* [Provided text]
== Segment start ==

[aprssig] RE: Delayed packets
mconner at aer.com
mconner at aer.com
Wed Jun 7 12:43:19 CDT 2006
>> Another (uglier) fix is to perform more dupe checking at the
>> core servers. From a previous post, the dupe checking is
>> limited to 30 seconds to allow repeat transmissions of
>> messages through. Could a longer filtering time be applied
>> to posits only? Something like 300 seconds would catch all
>> but the most egregious cases.
>The dupe check is independent of APRS packet type so this is not an
I know it *is now* independent of packet type, but does it have to be, and why?
>There are a couple of misconceptions: first, findU is not part of the
>puzzle other than the fact its database can be queried. As I pointed
>out earlier, findU is not APRS-IS. findU is a database application
>(like aprsworld.net and www.jfindu.net) that gets its data from APRS-IS
>but it has no affect on any latencies in the APRS network since it is a
No misconception here. FindU is simply a diagnostic tool in this case, not a suspected problem source for this issue. The FindU time hack (its time of receipt) is to a decent approximation the time of receipt of the packet in the APRS-IS. The delay from actual entry into the APRS-IS to the entry into the FindU database is far, far less than the few minutes' delay where we see duplicate posits.

== Segment end ==

Pick up the mailing-list post on delayed APRS packets after its final sentence and continue it in the same voice.

* [Data for analysis]
== Segment start ==

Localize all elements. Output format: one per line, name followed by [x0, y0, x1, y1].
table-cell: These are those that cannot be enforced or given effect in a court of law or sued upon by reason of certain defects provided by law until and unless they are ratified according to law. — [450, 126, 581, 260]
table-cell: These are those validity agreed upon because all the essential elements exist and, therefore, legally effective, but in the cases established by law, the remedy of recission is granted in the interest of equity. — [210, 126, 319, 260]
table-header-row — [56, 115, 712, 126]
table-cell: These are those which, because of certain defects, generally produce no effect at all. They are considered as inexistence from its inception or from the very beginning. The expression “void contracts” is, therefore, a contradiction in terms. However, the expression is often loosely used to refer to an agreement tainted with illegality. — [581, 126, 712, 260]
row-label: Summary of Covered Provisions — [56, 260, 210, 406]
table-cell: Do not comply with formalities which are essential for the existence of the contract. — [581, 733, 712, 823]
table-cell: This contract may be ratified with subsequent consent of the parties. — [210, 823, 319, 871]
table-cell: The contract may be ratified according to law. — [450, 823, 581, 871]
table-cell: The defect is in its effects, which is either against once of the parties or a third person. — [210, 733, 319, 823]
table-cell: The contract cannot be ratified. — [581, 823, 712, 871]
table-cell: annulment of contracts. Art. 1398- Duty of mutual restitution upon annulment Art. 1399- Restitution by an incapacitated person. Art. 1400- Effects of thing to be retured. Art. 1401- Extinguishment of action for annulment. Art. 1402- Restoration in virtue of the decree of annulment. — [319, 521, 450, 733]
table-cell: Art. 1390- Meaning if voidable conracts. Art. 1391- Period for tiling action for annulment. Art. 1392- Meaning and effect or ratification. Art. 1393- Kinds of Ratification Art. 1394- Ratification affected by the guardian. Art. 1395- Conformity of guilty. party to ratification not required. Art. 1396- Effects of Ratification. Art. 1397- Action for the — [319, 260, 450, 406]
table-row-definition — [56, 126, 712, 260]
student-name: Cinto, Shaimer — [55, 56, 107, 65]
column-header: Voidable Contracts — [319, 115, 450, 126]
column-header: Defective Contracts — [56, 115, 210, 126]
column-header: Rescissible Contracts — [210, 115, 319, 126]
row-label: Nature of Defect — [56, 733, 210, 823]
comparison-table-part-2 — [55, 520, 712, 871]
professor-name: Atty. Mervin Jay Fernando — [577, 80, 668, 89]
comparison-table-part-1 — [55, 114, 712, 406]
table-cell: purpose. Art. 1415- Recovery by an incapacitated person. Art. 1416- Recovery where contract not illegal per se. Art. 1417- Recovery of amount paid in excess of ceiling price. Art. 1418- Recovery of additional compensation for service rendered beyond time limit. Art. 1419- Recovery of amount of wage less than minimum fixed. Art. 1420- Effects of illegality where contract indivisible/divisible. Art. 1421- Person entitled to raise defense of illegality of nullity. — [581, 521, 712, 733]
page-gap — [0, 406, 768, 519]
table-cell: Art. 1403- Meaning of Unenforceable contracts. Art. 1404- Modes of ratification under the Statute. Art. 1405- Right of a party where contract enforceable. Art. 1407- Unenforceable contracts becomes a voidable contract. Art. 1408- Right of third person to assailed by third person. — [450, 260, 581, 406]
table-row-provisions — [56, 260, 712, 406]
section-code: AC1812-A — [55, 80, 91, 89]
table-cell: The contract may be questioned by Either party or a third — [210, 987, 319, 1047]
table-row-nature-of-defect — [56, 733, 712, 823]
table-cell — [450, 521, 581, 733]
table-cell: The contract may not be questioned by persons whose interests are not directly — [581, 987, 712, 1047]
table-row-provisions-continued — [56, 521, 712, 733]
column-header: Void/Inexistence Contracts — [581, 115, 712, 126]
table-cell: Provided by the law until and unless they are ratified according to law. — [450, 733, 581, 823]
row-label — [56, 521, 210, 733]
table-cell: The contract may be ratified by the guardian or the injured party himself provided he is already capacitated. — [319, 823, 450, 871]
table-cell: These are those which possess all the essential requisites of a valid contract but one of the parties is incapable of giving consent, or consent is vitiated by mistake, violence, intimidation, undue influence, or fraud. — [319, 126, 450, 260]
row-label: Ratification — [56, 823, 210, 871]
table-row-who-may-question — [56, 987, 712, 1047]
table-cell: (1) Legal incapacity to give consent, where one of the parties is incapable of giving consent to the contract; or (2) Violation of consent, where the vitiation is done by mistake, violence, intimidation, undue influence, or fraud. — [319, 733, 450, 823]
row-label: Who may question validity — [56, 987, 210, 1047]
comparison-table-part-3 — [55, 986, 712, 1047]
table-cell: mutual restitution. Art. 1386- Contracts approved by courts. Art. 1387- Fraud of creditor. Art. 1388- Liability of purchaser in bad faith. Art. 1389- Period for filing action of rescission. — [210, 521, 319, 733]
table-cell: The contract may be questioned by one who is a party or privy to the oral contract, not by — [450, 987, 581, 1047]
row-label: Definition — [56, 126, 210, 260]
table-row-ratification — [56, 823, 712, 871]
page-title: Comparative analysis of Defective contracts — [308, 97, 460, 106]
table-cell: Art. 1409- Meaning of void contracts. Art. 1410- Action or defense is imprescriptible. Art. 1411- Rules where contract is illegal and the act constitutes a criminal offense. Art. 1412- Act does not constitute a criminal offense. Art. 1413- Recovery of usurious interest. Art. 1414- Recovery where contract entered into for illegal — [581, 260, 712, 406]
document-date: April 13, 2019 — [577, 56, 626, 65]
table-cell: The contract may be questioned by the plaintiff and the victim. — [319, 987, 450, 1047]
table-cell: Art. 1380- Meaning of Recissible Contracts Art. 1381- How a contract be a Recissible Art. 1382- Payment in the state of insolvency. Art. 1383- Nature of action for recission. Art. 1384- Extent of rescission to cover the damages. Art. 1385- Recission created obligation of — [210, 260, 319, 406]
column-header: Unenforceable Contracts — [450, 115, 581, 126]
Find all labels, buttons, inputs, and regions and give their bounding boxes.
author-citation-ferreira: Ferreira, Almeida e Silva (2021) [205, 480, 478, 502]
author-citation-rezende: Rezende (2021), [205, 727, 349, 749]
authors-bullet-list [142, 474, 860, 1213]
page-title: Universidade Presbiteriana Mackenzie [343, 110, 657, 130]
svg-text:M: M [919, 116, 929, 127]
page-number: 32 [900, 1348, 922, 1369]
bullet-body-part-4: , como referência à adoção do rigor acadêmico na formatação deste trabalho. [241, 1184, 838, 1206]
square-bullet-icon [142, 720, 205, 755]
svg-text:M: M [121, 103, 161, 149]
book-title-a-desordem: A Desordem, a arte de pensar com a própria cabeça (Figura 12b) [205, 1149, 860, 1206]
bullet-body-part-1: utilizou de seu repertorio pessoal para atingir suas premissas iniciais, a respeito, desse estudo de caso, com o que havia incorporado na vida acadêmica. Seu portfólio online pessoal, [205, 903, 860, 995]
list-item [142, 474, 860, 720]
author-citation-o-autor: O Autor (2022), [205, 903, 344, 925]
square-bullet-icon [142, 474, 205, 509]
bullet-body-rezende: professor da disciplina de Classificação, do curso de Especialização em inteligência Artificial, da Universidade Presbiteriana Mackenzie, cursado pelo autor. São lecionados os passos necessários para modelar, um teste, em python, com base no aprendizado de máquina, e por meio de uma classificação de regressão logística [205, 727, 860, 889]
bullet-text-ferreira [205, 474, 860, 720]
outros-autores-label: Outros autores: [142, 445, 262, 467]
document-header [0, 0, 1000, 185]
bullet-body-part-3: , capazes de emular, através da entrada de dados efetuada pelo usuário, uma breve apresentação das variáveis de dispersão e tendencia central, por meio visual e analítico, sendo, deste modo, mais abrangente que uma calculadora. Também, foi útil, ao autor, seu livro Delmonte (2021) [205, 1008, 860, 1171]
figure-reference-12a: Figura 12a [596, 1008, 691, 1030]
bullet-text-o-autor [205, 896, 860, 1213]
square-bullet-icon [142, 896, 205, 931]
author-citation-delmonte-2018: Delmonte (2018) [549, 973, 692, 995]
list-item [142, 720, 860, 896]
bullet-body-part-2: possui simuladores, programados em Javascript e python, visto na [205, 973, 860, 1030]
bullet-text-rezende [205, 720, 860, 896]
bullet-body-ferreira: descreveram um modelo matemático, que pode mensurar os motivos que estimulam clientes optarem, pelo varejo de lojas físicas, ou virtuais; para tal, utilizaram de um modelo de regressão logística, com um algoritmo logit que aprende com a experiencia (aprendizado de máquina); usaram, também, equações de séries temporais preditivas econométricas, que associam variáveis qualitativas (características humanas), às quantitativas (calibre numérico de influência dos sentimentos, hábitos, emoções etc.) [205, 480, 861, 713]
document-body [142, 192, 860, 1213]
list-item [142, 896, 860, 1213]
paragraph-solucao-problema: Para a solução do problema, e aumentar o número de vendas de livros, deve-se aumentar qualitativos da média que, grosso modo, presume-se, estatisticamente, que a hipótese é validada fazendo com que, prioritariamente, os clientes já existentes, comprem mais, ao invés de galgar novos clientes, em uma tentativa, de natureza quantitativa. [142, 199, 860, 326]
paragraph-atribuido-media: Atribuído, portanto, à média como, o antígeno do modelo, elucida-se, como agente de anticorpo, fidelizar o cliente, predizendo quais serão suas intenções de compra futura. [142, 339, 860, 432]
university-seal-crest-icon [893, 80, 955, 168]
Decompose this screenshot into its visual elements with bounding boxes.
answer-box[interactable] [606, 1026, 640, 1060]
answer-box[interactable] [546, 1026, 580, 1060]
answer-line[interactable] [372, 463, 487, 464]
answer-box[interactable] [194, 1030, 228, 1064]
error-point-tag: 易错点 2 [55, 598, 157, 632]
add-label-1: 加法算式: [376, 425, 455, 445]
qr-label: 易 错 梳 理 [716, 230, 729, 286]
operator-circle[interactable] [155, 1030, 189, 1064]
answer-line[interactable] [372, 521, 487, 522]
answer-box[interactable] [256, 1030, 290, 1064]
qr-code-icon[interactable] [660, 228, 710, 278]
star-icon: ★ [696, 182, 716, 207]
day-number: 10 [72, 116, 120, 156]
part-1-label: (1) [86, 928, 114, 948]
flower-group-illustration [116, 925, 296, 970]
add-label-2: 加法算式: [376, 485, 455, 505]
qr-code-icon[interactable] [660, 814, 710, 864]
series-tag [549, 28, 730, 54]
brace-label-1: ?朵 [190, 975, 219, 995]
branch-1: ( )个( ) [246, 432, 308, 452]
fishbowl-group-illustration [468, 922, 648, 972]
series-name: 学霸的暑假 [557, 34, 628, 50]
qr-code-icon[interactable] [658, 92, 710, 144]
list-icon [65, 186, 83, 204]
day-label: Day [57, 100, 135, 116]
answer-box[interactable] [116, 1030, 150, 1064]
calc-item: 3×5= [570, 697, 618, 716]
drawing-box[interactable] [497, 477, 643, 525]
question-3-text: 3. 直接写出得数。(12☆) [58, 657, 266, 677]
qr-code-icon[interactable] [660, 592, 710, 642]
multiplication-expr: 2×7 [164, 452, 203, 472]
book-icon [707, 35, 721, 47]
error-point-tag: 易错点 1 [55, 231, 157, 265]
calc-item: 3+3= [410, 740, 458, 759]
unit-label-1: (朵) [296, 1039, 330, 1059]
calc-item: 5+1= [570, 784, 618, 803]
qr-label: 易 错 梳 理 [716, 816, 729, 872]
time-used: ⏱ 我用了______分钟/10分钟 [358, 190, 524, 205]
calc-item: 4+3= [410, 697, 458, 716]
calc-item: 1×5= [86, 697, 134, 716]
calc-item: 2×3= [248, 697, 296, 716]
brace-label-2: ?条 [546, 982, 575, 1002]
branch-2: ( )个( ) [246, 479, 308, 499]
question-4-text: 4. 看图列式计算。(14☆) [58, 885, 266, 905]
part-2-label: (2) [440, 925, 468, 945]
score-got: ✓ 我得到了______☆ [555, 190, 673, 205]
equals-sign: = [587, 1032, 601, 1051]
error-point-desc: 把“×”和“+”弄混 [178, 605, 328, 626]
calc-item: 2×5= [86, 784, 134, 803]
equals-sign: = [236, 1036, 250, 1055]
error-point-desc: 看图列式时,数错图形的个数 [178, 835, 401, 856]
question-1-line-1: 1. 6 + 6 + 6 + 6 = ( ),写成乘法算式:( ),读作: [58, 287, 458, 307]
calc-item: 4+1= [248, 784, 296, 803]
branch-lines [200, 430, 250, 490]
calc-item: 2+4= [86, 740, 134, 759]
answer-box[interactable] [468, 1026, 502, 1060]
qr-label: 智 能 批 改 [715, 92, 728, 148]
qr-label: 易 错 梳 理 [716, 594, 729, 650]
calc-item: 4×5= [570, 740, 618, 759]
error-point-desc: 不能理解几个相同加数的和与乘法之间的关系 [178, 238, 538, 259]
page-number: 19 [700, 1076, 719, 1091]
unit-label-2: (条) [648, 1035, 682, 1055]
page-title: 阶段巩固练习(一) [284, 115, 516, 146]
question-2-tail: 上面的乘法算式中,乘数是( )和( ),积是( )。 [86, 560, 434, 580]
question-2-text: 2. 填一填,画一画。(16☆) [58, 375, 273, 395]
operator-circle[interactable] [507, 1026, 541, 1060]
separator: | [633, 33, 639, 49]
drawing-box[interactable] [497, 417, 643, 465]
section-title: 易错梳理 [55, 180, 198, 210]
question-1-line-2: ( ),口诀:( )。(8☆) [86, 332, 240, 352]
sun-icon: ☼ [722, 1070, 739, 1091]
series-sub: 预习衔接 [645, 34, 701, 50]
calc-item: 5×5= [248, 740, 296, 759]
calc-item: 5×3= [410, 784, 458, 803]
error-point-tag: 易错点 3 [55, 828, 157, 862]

== Segment end ==

* [Response below]
>Second, not everyone connects to the core
>servers. In fact, less than half do and that keeps those core servers
>running because they require significantly less bandwidth than would be
>required if everyone connected to them.
I probably should not have said "core servers", but wherever the 30-second dupe checking is performed.
>This is why the diagnostics must be done at the IGate and entry-level
>server. This is the only place where a true analysis can be done.
>Unfortunately, someone looks at their TNC window and says "it all looks
>ok to me" without realizing that the packets could be unduly delayed
>because of serial driver issues (like the USB issue mentioned earlier)
>or because of a TCP/IP buffering issue on the network side of the
This is true to conclusively prove that an IGate is the problem. However, this buffering would probably be invisible to the IGate owner unless a duplicate system was running right next to it that did not have these issues. Because this problem tends to come and go, I don't see this as a viable diagnostic alternative.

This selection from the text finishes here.